* _TASK STATEMENT_
Write every line out verbatim and omit the pictures.

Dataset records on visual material
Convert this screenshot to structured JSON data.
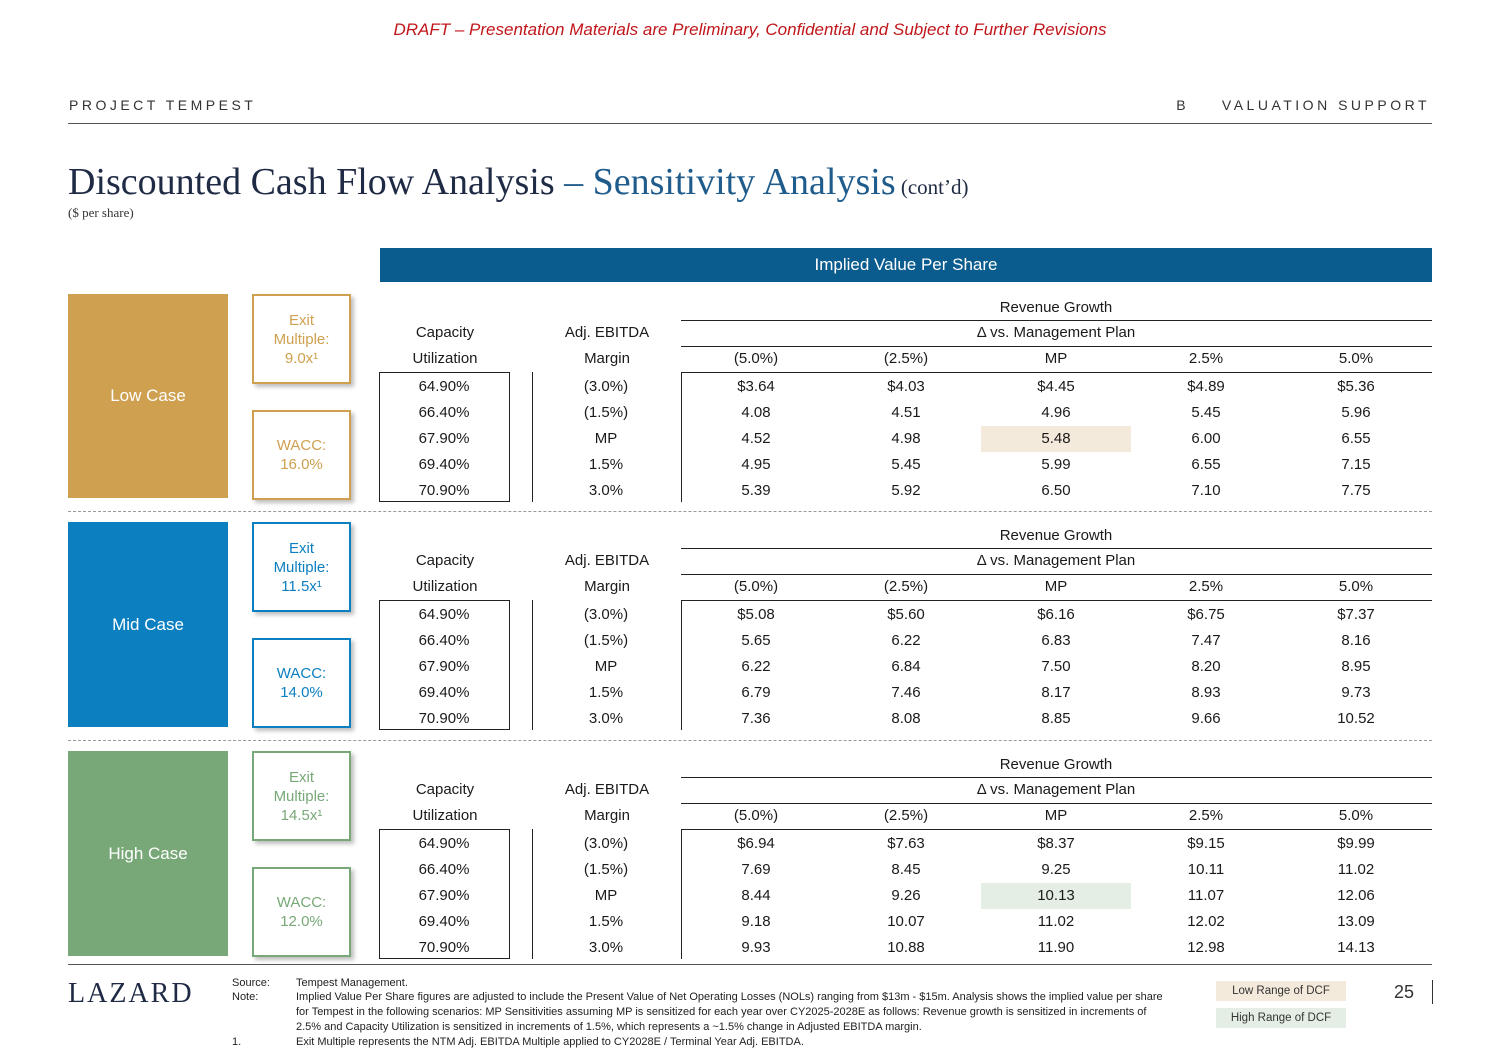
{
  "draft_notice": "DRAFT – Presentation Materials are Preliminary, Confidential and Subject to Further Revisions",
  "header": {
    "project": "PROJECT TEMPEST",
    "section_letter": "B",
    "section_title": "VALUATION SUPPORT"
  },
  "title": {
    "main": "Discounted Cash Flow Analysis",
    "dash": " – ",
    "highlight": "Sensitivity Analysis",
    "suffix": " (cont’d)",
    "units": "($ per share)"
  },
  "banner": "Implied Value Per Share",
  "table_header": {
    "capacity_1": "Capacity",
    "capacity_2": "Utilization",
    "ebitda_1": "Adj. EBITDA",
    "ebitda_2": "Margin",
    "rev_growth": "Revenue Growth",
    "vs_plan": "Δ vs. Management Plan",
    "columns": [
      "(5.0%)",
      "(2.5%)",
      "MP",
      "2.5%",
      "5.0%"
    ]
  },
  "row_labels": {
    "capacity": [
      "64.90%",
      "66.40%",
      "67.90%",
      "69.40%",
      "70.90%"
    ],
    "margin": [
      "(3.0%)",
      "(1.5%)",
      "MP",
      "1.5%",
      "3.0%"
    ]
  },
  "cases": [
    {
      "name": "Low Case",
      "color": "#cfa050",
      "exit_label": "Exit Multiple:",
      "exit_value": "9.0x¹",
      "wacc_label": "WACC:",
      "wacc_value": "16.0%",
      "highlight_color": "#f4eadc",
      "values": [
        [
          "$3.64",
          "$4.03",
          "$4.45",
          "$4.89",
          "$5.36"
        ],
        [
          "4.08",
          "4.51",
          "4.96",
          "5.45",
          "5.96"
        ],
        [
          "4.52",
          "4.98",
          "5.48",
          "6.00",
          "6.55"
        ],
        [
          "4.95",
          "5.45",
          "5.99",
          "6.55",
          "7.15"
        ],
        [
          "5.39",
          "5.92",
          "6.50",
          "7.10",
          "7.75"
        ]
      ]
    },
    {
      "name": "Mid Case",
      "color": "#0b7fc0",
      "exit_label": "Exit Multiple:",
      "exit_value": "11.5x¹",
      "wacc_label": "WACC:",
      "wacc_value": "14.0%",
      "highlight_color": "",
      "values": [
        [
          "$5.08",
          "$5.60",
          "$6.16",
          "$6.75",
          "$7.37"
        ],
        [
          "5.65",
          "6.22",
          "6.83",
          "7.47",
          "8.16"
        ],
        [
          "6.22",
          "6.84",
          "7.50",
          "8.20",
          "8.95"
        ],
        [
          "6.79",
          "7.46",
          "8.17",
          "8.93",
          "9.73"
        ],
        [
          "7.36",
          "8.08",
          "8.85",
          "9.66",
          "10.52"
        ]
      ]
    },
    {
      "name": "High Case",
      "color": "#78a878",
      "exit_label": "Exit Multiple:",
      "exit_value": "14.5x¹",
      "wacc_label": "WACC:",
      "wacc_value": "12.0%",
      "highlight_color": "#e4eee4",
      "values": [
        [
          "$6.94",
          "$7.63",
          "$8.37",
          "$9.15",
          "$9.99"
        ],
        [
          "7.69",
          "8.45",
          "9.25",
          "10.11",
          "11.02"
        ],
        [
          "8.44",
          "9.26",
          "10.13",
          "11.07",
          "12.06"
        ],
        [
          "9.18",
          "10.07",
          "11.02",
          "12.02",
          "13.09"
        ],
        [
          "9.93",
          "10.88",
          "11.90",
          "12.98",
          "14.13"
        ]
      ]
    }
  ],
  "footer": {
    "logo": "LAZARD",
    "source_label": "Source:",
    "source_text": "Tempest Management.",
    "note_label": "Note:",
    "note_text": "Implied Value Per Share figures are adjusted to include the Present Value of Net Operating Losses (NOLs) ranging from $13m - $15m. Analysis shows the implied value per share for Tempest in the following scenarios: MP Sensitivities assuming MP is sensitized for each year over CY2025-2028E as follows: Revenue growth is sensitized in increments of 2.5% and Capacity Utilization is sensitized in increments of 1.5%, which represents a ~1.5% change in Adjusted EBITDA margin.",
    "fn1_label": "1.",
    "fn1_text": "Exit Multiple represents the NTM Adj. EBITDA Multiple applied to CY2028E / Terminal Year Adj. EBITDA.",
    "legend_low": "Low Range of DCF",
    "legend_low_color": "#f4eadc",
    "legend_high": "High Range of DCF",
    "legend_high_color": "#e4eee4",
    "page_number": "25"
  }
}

* _ANSWER TO THIS EXERCISE_
Convert this screenshot to structured JSON data.
{
  "draft_notice": "DRAFT – Presentation Materials are Preliminary, Confidential and Subject to Further Revisions",
  "header": {
    "project": "PROJECT TEMPEST",
    "section_letter": "B",
    "section_title": "VALUATION SUPPORT"
  },
  "title": {
    "main": "Discounted Cash Flow Analysis",
    "dash": " – ",
    "highlight": "Sensitivity Analysis",
    "suffix": " (cont’d)",
    "units": "($ per share)"
  },
  "banner": "Implied Value Per Share",
  "table_header": {
    "capacity_1": "Capacity",
    "capacity_2": "Utilization",
    "ebitda_1": "Adj. EBITDA",
    "ebitda_2": "Margin",
    "rev_growth": "Revenue Growth",
    "vs_plan": "Δ vs. Management Plan",
    "columns": [
      "(5.0%)",
      "(2.5%)",
      "MP",
      "2.5%",
      "5.0%"
    ]
  },
  "row_labels": {
    "capacity": [
      "64.90%",
      "66.40%",
      "67.90%",
      "69.40%",
      "70.90%"
    ],
    "margin": [
      "(3.0%)",
      "(1.5%)",
      "MP",
      "1.5%",
      "3.0%"
    ]
  },
  "cases": [
    {
      "name": "Low Case",
      "color": "#cfa050",
      "exit_label": "Exit Multiple:",
      "exit_value": "9.0x¹",
      "wacc_label": "WACC:",
      "wacc_value": "16.0%",
      "highlight_color": "#f4eadc",
      "values": [
        [
          "$3.64",
          "$4.03",
          "$4.45",
          "$4.89",
          "$5.36"
        ],
        [
          "4.08",
          "4.51",
          "4.96",
          "5.45",
          "5.96"
        ],
        [
          "4.52",
          "4.98",
          "5.48",
          "6.00",
          "6.55"
        ],
        [
          "4.95",
          "5.45",
          "5.99",
          "6.55",
          "7.15"
        ],
        [
          "5.39",
          "5.92",
          "6.50",
          "7.10",
          "7.75"
        ]
      ]
    },
    {
      "name": "Mid Case",
      "color": "#0b7fc0",
      "exit_label": "Exit Multiple:",
      "exit_value": "11.5x¹",
      "wacc_label": "WACC:",
      "wacc_value": "14.0%",
      "highlight_color": "",
      "values": [
        [
          "$5.08",
          "$5.60",
          "$6.16",
          "$6.75",
          "$7.37"
        ],
        [
          "5.65",
          "6.22",
          "6.83",
          "7.47",
          "8.16"
        ],
        [
          "6.22",
          "6.84",
          "7.50",
          "8.20",
          "8.95"
        ],
        [
          "6.79",
          "7.46",
          "8.17",
          "8.93",
          "9.73"
        ],
        [
          "7.36",
          "8.08",
          "8.85",
          "9.66",
          "10.52"
        ]
      ]
    },
    {
      "name": "High Case",
      "color": "#78a878",
      "exit_label": "Exit Multiple:",
      "exit_value": "14.5x¹",
      "wacc_label": "WACC:",
      "wacc_value": "12.0%",
      "highlight_color": "#e4eee4",
      "values": [
        [
          "$6.94",
          "$7.63",
          "$8.37",
          "$9.15",
          "$9.99"
        ],
        [
          "7.69",
          "8.45",
          "9.25",
          "10.11",
          "11.02"
        ],
        [
          "8.44",
          "9.26",
          "10.13",
          "11.07",
          "12.06"
        ],
        [
          "9.18",
          "10.07",
          "11.02",
          "12.02",
          "13.09"
        ],
        [
          "9.93",
          "10.88",
          "11.90",
          "12.98",
          "14.13"
        ]
      ]
    }
  ],
  "footer": {
    "logo": "LAZARD",
    "source_label": "Source:",
    "source_text": "Tempest Management.",
    "note_label": "Note:",
    "note_text": "Implied Value Per Share figures are adjusted to include the Present Value of Net Operating Losses (NOLs) ranging from $13m - $15m. Analysis shows the implied value per share for Tempest in the following scenarios: MP Sensitivities assuming MP is sensitized for each year over CY2025-2028E as follows: Revenue growth is sensitized in increments of 2.5% and Capacity Utilization is sensitized in increments of 1.5%, which represents a ~1.5% change in Adjusted EBITDA margin.",
    "fn1_label": "1.",
    "fn1_text": "Exit Multiple represents the NTM Adj. EBITDA Multiple applied to CY2028E / Terminal Year Adj. EBITDA.",
    "legend_low": "Low Range of DCF",
    "legend_low_color": "#f4eadc",
    "legend_high": "High Range of DCF",
    "legend_high_color": "#e4eee4",
    "page_number": "25"
  }
}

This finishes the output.